* WHAT THIS TASK INVOLVES *
Repeat the full listing, word for word.

* DATA LINES *

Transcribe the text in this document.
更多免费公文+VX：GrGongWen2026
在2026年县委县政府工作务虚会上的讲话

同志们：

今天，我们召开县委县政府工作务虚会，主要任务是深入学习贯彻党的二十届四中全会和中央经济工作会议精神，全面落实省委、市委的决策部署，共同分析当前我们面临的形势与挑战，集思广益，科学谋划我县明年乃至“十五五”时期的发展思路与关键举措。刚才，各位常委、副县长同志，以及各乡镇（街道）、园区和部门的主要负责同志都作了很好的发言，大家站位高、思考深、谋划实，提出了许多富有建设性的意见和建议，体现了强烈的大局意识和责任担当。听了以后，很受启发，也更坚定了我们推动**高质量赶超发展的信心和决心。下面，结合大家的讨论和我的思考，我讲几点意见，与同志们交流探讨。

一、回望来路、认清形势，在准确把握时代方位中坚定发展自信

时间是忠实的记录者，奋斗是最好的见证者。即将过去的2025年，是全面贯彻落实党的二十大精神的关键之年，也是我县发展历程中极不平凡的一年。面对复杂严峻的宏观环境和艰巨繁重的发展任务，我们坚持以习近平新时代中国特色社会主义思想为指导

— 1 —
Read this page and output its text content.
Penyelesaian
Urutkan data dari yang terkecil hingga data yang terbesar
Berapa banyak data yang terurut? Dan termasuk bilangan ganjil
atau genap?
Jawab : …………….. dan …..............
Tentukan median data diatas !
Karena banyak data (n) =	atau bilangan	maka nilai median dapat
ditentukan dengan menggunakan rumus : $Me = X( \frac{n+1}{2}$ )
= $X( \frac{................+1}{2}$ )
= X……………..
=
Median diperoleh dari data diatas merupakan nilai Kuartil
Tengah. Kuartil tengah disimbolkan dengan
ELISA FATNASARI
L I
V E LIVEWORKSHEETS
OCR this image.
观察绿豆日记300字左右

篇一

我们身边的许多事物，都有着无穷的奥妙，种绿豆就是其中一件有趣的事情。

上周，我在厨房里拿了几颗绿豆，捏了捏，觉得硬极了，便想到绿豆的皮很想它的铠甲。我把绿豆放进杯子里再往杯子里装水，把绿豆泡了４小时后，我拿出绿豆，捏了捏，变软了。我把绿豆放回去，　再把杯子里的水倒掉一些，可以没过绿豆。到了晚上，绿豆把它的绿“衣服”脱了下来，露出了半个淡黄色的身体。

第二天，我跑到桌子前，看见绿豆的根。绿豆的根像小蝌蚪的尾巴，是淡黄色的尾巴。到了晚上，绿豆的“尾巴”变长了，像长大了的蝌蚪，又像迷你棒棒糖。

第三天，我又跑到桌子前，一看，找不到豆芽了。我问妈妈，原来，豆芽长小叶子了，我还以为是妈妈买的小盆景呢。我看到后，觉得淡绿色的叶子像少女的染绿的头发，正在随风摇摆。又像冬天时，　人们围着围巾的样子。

* OUTPUT OF THE TASK *
Transcribe the text in this document.
更多免费公文+VX：GrGongWen2026
在2026年县委县政府工作务虚会上的讲话

同志们：

今天，我们召开县委县政府工作务虚会，主要任务是深入学习贯彻党的二十届四中全会和中央经济工作会议精神，全面落实省委、市委的决策部署，共同分析当前我们面临的形势与挑战，集思广益，科学谋划我县明年乃至“十五五”时期的发展思路与关键举措。刚才，各位常委、副县长同志，以及各乡镇（街道）、园区和部门的主要负责同志都作了很好的发言，大家站位高、思考深、谋划实，提出了许多富有建设性的意见和建议，体现了强烈的大局意识和责任担当。听了以后，很受启发，也更坚定了我们推动**高质量赶超发展的信心和决心。下面，结合大家的讨论和我的思考，我讲几点意见，与同志们交流探讨。

一、回望来路、认清形势，在准确把握时代方位中坚定发展自信

时间是忠实的记录者，奋斗是最好的见证者。即将过去的2025年，是全面贯彻落实党的二十大精神的关键之年，也是我县发展历程中极不平凡的一年。面对复杂严峻的宏观环境和艰巨繁重的发展任务，我们坚持以习近平新时代中国特色社会主义思想为指导

— 1 —
Read this page and output its text content.
Penyelesaian
Urutkan data dari yang terkecil hingga data yang terbesar
Berapa banyak data yang terurut? Dan termasuk bilangan ganjil
atau genap?
Jawab : …………….. dan …..............
Tentukan median data diatas !
Karena banyak data (n) =	atau bilangan	maka nilai median dapat
ditentukan dengan menggunakan rumus : $Me = X( \frac{n+1}{2}$ )
= $X( \frac{................+1}{2}$ )
= X……………..
=
Median diperoleh dari data diatas merupakan nilai Kuartil
Tengah. Kuartil tengah disimbolkan dengan
ELISA FATNASARI
L I
V E LIVEWORKSHEETS
OCR this image.
观察绿豆日记300字左右

篇一

我们身边的许多事物，都有着无穷的奥妙，种绿豆就是其中一件有趣的事情。

上周，我在厨房里拿了几颗绿豆，捏了捏，觉得硬极了，便想到绿豆的皮很想它的铠甲。我把绿豆放进杯子里再往杯子里装水，把绿豆泡了４小时后，我拿出绿豆，捏了捏，变软了。我把绿豆放回去，　再把杯子里的水倒掉一些，可以没过绿豆。到了晚上，绿豆把它的绿“衣服”脱了下来，露出了半个淡黄色的身体。

第二天，我跑到桌子前，看见绿豆的根。绿豆的根像小蝌蚪的尾巴，是淡黄色的尾巴。到了晚上，绿豆的“尾巴”变长了，像长大了的蝌蚪，又像迷你棒棒糖。

第三天，我又跑到桌子前，一看，找不到豆芽了。我问妈妈，原来，豆芽长小叶子了，我还以为是妈妈买的小盆景呢。我看到后，觉得淡绿色的叶子像少女的染绿的头发，正在随风摇摆。又像冬天时，　人们围着围巾的样子。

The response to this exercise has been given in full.